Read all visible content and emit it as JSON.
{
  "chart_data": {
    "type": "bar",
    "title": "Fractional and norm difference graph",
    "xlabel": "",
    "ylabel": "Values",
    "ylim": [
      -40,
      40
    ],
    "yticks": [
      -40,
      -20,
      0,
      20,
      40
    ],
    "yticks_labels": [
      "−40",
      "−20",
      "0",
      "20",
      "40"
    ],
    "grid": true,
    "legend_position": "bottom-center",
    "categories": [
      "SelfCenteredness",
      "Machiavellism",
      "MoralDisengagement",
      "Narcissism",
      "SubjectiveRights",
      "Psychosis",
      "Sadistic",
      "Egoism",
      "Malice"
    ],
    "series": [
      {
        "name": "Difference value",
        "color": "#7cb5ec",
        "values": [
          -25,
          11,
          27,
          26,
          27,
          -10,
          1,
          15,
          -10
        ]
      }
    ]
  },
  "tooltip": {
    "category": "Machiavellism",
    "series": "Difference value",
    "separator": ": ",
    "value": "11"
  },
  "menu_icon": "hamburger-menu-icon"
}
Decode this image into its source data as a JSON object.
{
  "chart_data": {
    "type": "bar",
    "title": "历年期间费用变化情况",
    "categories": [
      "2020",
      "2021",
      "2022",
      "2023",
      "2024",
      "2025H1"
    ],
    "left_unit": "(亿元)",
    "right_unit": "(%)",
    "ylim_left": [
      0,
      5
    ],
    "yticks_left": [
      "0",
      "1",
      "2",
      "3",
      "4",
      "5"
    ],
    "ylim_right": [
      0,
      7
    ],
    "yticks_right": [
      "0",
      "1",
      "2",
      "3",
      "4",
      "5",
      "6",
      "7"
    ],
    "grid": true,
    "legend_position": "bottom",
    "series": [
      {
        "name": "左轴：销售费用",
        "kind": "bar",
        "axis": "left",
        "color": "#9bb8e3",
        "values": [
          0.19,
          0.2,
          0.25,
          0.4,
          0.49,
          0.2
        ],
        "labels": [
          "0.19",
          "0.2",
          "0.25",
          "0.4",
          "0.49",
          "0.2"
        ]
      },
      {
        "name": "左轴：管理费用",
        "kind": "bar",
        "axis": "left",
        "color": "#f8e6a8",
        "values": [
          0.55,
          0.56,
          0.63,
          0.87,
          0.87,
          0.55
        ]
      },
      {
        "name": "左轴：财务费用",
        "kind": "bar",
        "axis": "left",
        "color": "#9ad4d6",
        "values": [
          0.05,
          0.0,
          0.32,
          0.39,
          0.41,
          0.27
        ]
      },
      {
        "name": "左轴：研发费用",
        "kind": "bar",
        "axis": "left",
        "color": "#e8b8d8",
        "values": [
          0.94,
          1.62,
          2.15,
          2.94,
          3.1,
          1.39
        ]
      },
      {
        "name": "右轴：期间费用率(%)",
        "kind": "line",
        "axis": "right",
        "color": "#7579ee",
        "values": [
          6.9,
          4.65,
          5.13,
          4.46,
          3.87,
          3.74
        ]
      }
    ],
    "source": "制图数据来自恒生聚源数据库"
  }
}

Aim of the task:
Repeat all of the records above exactly as they appear.

Solved exercise:
Read all visible content and emit it as JSON.
{
  "chart_data": {
    "type": "bar",
    "title": "Fractional and norm difference graph",
    "xlabel": "",
    "ylabel": "Values",
    "ylim": [
      -40,
      40
    ],
    "yticks": [
      -40,
      -20,
      0,
      20,
      40
    ],
    "yticks_labels": [
      "−40",
      "−20",
      "0",
      "20",
      "40"
    ],
    "grid": true,
    "legend_position": "bottom-center",
    "categories": [
      "SelfCenteredness",
      "Machiavellism",
      "MoralDisengagement",
      "Narcissism",
      "SubjectiveRights",
      "Psychosis",
      "Sadistic",
      "Egoism",
      "Malice"
    ],
    "series": [
      {
        "name": "Difference value",
        "color": "#7cb5ec",
        "values": [
          -25,
          11,
          27,
          26,
          27,
          -10,
          1,
          15,
          -10
        ]
      }
    ]
  },
  "tooltip": {
    "category": "Machiavellism",
    "series": "Difference value",
    "separator": ": ",
    "value": "11"
  },
  "menu_icon": "hamburger-menu-icon"
}
Decode this image into its source data as a JSON object.
{
  "chart_data": {
    "type": "bar",
    "title": "历年期间费用变化情况",
    "categories": [
      "2020",
      "2021",
      "2022",
      "2023",
      "2024",
      "2025H1"
    ],
    "left_unit": "(亿元)",
    "right_unit": "(%)",
    "ylim_left": [
      0,
      5
    ],
    "yticks_left": [
      "0",
      "1",
      "2",
      "3",
      "4",
      "5"
    ],
    "ylim_right": [
      0,
      7
    ],
    "yticks_right": [
      "0",
      "1",
      "2",
      "3",
      "4",
      "5",
      "6",
      "7"
    ],
    "grid": true,
    "legend_position": "bottom",
    "series": [
      {
        "name": "左轴：销售费用",
        "kind": "bar",
        "axis": "left",
        "color": "#9bb8e3",
        "values": [
          0.19,
          0.2,
          0.25,
          0.4,
          0.49,
          0.2
        ],
        "labels": [
          "0.19",
          "0.2",
          "0.25",
          "0.4",
          "0.49",
          "0.2"
        ]
      },
      {
        "name": "左轴：管理费用",
        "kind": "bar",
        "axis": "left",
        "color": "#f8e6a8",
        "values": [
          0.55,
          0.56,
          0.63,
          0.87,
          0.87,
          0.55
        ]
      },
      {
        "name": "左轴：财务费用",
        "kind": "bar",
        "axis": "left",
        "color": "#9ad4d6",
        "values": [
          0.05,
          0.0,
          0.32,
          0.39,
          0.41,
          0.27
        ]
      },
      {
        "name": "左轴：研发费用",
        "kind": "bar",
        "axis": "left",
        "color": "#e8b8d8",
        "values": [
          0.94,
          1.62,
          2.15,
          2.94,
          3.1,
          1.39
        ]
      },
      {
        "name": "右轴：期间费用率(%)",
        "kind": "line",
        "axis": "right",
        "color": "#7579ee",
        "values": [
          6.9,
          4.65,
          5.13,
          4.46,
          3.87,
          3.74
        ]
      }
    ],
    "source": "制图数据来自恒生聚源数据库"
  }
}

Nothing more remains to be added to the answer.